● EXERCISE AIM:
Nothing but the lines holding the string "value" should appear in the answer. Copy them from the entries.

● DATA TO USE:
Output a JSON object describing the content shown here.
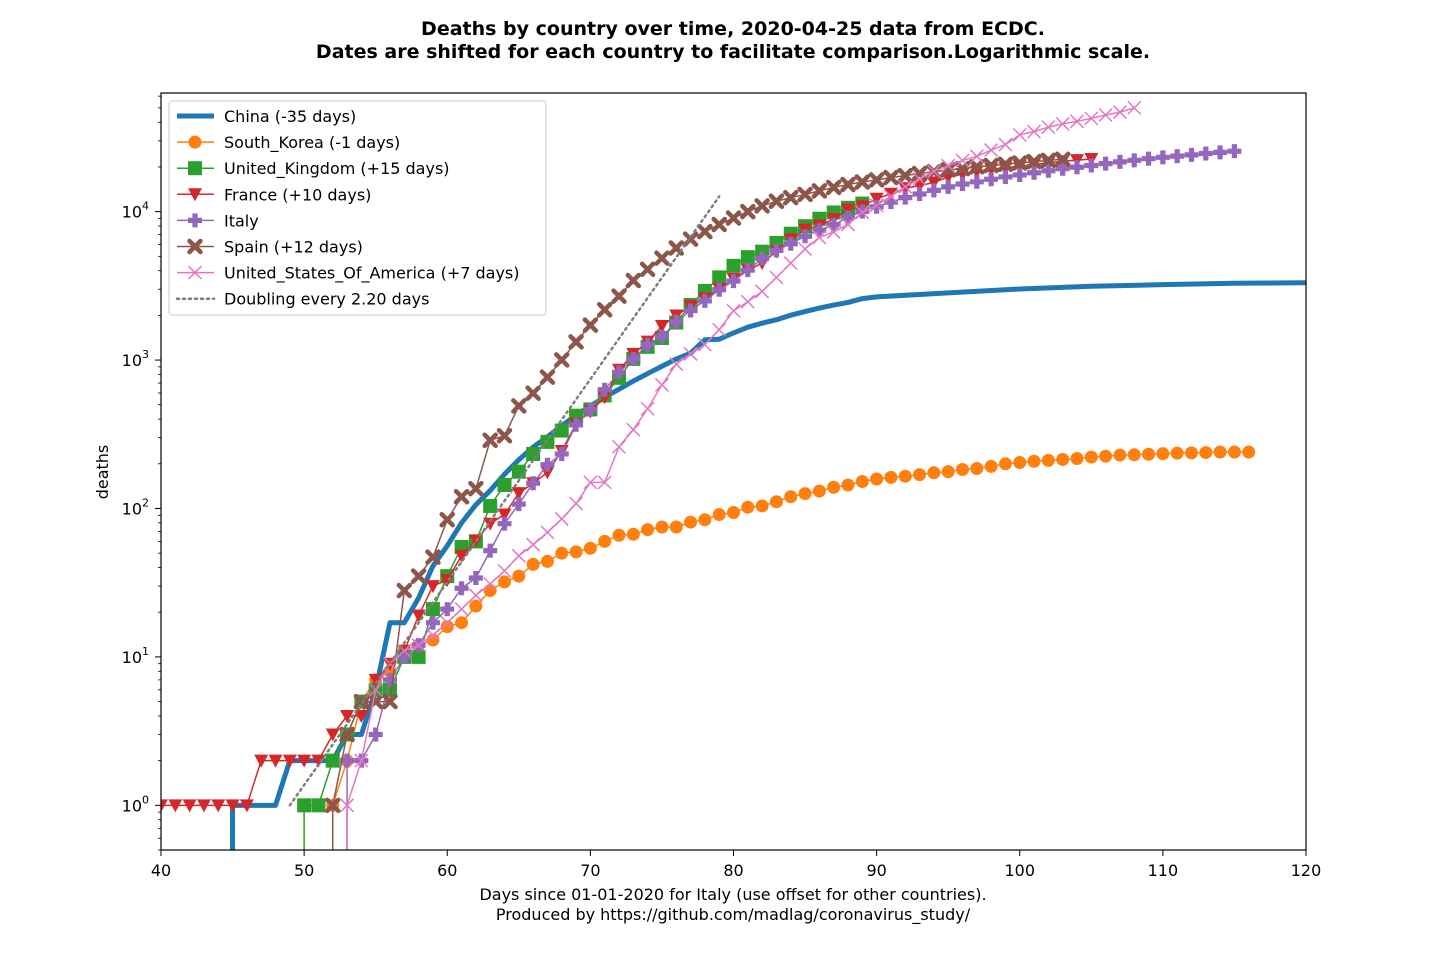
{
  "chart_data": {
    "type": "line",
    "title": [
      "Deaths by country over time, 2020-04-25 data from ECDC.",
      "Dates are shifted for each country to facilitate comparison.Logarithmic scale."
    ],
    "xlabel": [
      "Days since 01-01-2020 for Italy (use offset for other countries).",
      "Produced by https://github.com/madlag/coronavirus_study/"
    ],
    "ylabel": "deaths",
    "xlim": [
      40,
      120
    ],
    "ylim": [
      0.5,
      63000
    ],
    "yscale": "log",
    "x_ticks": [
      40,
      50,
      60,
      70,
      80,
      90,
      100,
      110,
      120
    ],
    "y_ticks": [
      {
        "value": 1,
        "base": "10",
        "exp": "0"
      },
      {
        "value": 10,
        "base": "10",
        "exp": "1"
      },
      {
        "value": 100,
        "base": "10",
        "exp": "2"
      },
      {
        "value": 1000,
        "base": "10",
        "exp": "3"
      },
      {
        "value": 10000,
        "base": "10",
        "exp": "4"
      }
    ],
    "legend_position": "top-left",
    "grid": false,
    "series": [
      {
        "name": "China (-35 days)",
        "color": "#1f77b4",
        "marker": "none",
        "line_width": 5,
        "x": [
          45,
          45,
          46,
          47,
          48,
          49,
          50,
          51,
          52,
          53,
          54,
          55,
          56,
          57,
          58,
          59,
          60,
          61,
          62,
          63,
          64,
          65,
          66,
          67,
          68,
          69,
          70,
          71,
          72,
          73,
          74,
          75,
          76,
          77,
          78,
          79,
          80,
          81,
          82,
          83,
          84,
          85,
          86,
          87,
          88,
          89,
          90,
          95,
          100,
          105,
          110,
          115,
          120
        ],
        "y": [
          0.5,
          1,
          1,
          1,
          1,
          2,
          2,
          2,
          2,
          3,
          3,
          6,
          17,
          17,
          25,
          41,
          56,
          80,
          106,
          132,
          170,
          213,
          259,
          304,
          361,
          425,
          490,
          562,
          636,
          722,
          811,
          908,
          1016,
          1113,
          1370,
          1381,
          1524,
          1666,
          1772,
          1870,
          2006,
          2121,
          2239,
          2348,
          2445,
          2595,
          2665,
          2835,
          3010,
          3140,
          3220,
          3290,
          3320
        ]
      },
      {
        "name": "South_Korea (-1 days)",
        "color": "#ff7f0e",
        "marker": "circle",
        "line_width": 1.5,
        "x": [
          52,
          52,
          53,
          54,
          55,
          56,
          57,
          58,
          59,
          60,
          61,
          62,
          63,
          64,
          65,
          66,
          67,
          68,
          69,
          70,
          71,
          72,
          73,
          74,
          75,
          76,
          77,
          78,
          79,
          80,
          81,
          82,
          83,
          84,
          85,
          86,
          87,
          88,
          89,
          90,
          91,
          92,
          93,
          94,
          95,
          96,
          97,
          98,
          99,
          100,
          101,
          102,
          103,
          104,
          105,
          106,
          107,
          108,
          109,
          110,
          111,
          112,
          113,
          114,
          115,
          116
        ],
        "y": [
          0.5,
          1,
          2,
          5,
          7,
          8,
          11,
          12,
          13,
          16,
          17,
          22,
          28,
          32,
          35,
          42,
          44,
          50,
          51,
          54,
          60,
          66,
          67,
          72,
          75,
          75,
          81,
          84,
          91,
          94,
          102,
          104,
          111,
          120,
          126,
          131,
          139,
          144,
          152,
          158,
          162,
          165,
          169,
          174,
          177,
          183,
          186,
          192,
          200,
          204,
          208,
          211,
          214,
          217,
          222,
          225,
          229,
          230,
          232,
          234,
          236,
          237,
          238,
          240,
          240,
          240
        ]
      },
      {
        "name": "United_Kingdom (+15 days)",
        "color": "#2ca02c",
        "marker": "square",
        "line_width": 1.5,
        "x": [
          50,
          50,
          51,
          52,
          53,
          54,
          55,
          56,
          57,
          58,
          59,
          60,
          61,
          62,
          63,
          64,
          65,
          66,
          67,
          68,
          69,
          70,
          71,
          72,
          73,
          74,
          75,
          76,
          77,
          78,
          79,
          80,
          81,
          82,
          83,
          84,
          85,
          86,
          87,
          88,
          89
        ],
        "y": [
          0.5,
          1,
          1,
          2,
          3,
          5,
          6,
          6,
          10,
          10,
          21,
          35,
          55,
          60,
          104,
          144,
          177,
          233,
          281,
          335,
          422,
          465,
          578,
          759,
          1019,
          1228,
          1408,
          1789,
          2352,
          2921,
          3605,
          4313,
          4934,
          5373,
          6159,
          7097,
          7978,
          8958,
          9875,
          10612,
          11329
        ]
      },
      {
        "name": "France (+10 days)",
        "color": "#d62728",
        "marker": "triangle-down",
        "line_width": 1.5,
        "x": [
          40,
          41,
          42,
          43,
          44,
          45,
          46,
          47,
          48,
          49,
          50,
          51,
          52,
          53,
          54,
          55,
          56,
          57,
          58,
          59,
          60,
          61,
          62,
          63,
          64,
          65,
          66,
          67,
          68,
          69,
          70,
          71,
          72,
          73,
          74,
          75,
          76,
          77,
          78,
          79,
          80,
          81,
          82,
          83,
          84,
          85,
          86,
          87,
          88,
          89,
          90,
          91,
          92,
          93,
          94,
          95,
          96,
          97,
          98,
          99,
          100,
          101,
          102,
          103,
          104,
          105
        ],
        "y": [
          1,
          1,
          1,
          1,
          1,
          1,
          1,
          2,
          2,
          2,
          2,
          2,
          3,
          4,
          4,
          7,
          9,
          11,
          19,
          30,
          33,
          48,
          61,
          79,
          91,
          127,
          148,
          175,
          244,
          372,
          450,
          562,
          860,
          1100,
          1331,
          1696,
          1995,
          2314,
          2606,
          3024,
          3523,
          4032,
          4503,
          5387,
          6507,
          7560,
          8078,
          8911,
          10328,
          10869,
          12210,
          13197,
          14393,
          14967,
          15712,
          17148,
          17901,
          18661,
          19323,
          19718,
          20265,
          20796,
          21340,
          21856,
          22245,
          22614
        ]
      },
      {
        "name": "Italy",
        "color": "#9467bd",
        "marker": "plus",
        "line_width": 1.5,
        "x": [
          53,
          53,
          54,
          55,
          56,
          57,
          58,
          59,
          60,
          61,
          62,
          63,
          64,
          65,
          66,
          67,
          68,
          69,
          70,
          71,
          72,
          73,
          74,
          75,
          76,
          77,
          78,
          79,
          80,
          81,
          82,
          83,
          84,
          85,
          86,
          87,
          88,
          89,
          90,
          91,
          92,
          93,
          94,
          95,
          96,
          97,
          98,
          99,
          100,
          101,
          102,
          103,
          104,
          105,
          106,
          107,
          108,
          109,
          110,
          111,
          112,
          113,
          114,
          115
        ],
        "y": [
          0.5,
          2,
          2,
          3,
          7,
          10,
          12,
          17,
          21,
          29,
          34,
          52,
          79,
          107,
          148,
          197,
          233,
          366,
          463,
          631,
          827,
          1016,
          1266,
          1441,
          1809,
          2158,
          2503,
          2978,
          3405,
          4032,
          4825,
          5476,
          6077,
          6820,
          7503,
          8165,
          9134,
          10023,
          10779,
          11591,
          12428,
          13155,
          13915,
          14681,
          15362,
          15887,
          16523,
          17127,
          17669,
          18279,
          18849,
          19468,
          19899,
          20465,
          21067,
          21645,
          22170,
          22745,
          23227,
          23660,
          24114,
          24648,
          25085,
          25549
        ]
      },
      {
        "name": "Spain (+12 days)",
        "color": "#8c564b",
        "marker": "x-thick",
        "line_width": 1.5,
        "x": [
          52,
          52,
          53,
          54,
          55,
          56,
          57,
          58,
          59,
          60,
          61,
          62,
          63,
          64,
          65,
          66,
          67,
          68,
          69,
          70,
          71,
          72,
          73,
          74,
          75,
          76,
          77,
          78,
          79,
          80,
          81,
          82,
          83,
          84,
          85,
          86,
          87,
          88,
          89,
          90,
          91,
          92,
          93,
          94,
          95,
          96,
          97,
          98,
          99,
          100,
          101,
          102,
          103
        ],
        "y": [
          0.5,
          1,
          3,
          5,
          5,
          5,
          28,
          35,
          47,
          84,
          120,
          136,
          288,
          309,
          491,
          598,
          767,
          1002,
          1326,
          1720,
          2182,
          2696,
          3434,
          4089,
          4858,
          5690,
          6528,
          7340,
          8189,
          9053,
          10003,
          10935,
          11744,
          12418,
          13055,
          13798,
          14555,
          15238,
          15843,
          16353,
          16972,
          17489,
          18056,
          18579,
          19130,
          19478,
          20043,
          20453,
          20852,
          21282,
          21717,
          22157,
          22524
        ]
      },
      {
        "name": "United_States_Of_America (+7 days)",
        "color": "#e377c2",
        "marker": "x-thin",
        "line_width": 1.5,
        "x": [
          53,
          53,
          54,
          55,
          56,
          57,
          58,
          59,
          60,
          61,
          62,
          63,
          64,
          65,
          66,
          67,
          68,
          69,
          70,
          71,
          72,
          73,
          74,
          75,
          76,
          77,
          78,
          79,
          80,
          81,
          82,
          83,
          84,
          85,
          86,
          87,
          88,
          89,
          90,
          91,
          92,
          93,
          94,
          95,
          96,
          97,
          98,
          99,
          100,
          101,
          102,
          103,
          104,
          105,
          106,
          107,
          108
        ],
        "y": [
          0.5,
          1,
          2,
          6,
          9,
          11,
          12,
          14,
          17,
          21,
          26,
          31,
          38,
          48,
          57,
          69,
          85,
          108,
          150,
          150,
          260,
          340,
          470,
          680,
          940,
          1100,
          1270,
          1600,
          2150,
          2470,
          2900,
          3600,
          4500,
          5600,
          6700,
          7300,
          8200,
          9900,
          11000,
          12700,
          14700,
          16600,
          18700,
          20400,
          22100,
          23600,
          26000,
          28300,
          32900,
          34600,
          37100,
          39000,
          40600,
          42500,
          44800,
          46800,
          50000
        ]
      },
      {
        "name": "Doubling every 2.20 days",
        "color": "#7f7f7f",
        "marker": "none",
        "line_width": 2.5,
        "dotted": true,
        "x": [
          49,
          79
        ],
        "y": [
          1,
          12652
        ]
      }
    ]
  }
}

● RESPONSE:
        "value": 1,
        "value": 10,
        "value": 100,
        "value": 1000,
        "value": 10000,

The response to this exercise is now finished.